→ Request
Restate the entries below verbatim.

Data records
>> start

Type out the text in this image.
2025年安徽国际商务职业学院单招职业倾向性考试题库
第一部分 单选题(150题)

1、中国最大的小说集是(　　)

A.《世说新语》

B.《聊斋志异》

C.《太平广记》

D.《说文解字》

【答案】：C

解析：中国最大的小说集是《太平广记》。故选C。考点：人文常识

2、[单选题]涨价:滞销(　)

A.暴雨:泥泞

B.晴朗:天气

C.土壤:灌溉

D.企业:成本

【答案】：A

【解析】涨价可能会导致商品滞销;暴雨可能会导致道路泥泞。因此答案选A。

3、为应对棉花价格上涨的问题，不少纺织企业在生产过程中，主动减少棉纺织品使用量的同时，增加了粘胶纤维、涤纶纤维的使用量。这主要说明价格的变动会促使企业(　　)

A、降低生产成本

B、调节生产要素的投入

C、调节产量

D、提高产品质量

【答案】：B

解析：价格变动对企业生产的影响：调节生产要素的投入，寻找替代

>> end

→ Reply
Type out the text in this image.
2025年安徽国际商务职业学院单招职业倾向性考试题库
第一部分 单选题(150题)

1、中国最大的小说集是(　　)

A.《世说新语》

B.《聊斋志异》

C.《太平广记》

D.《说文解字》

【答案】：C

解析：中国最大的小说集是《太平广记》。故选C。考点：人文常识

2、[单选题]涨价:滞销(　)

A.暴雨:泥泞

B.晴朗:天气

C.土壤:灌溉

D.企业:成本

【答案】：A

【解析】涨价可能会导致商品滞销;暴雨可能会导致道路泥泞。因此答案选A。

3、为应对棉花价格上涨的问题，不少纺织企业在生产过程中，主动减少棉纺织品使用量的同时，增加了粘胶纤维、涤纶纤维的使用量。这主要说明价格的变动会促使企业(　　)

A、降低生产成本

B、调节生产要素的投入

C、调节产量

D、提高产品质量

【答案】：B

解析：价格变动对企业生产的影响：调节生产要素的投入，寻找替代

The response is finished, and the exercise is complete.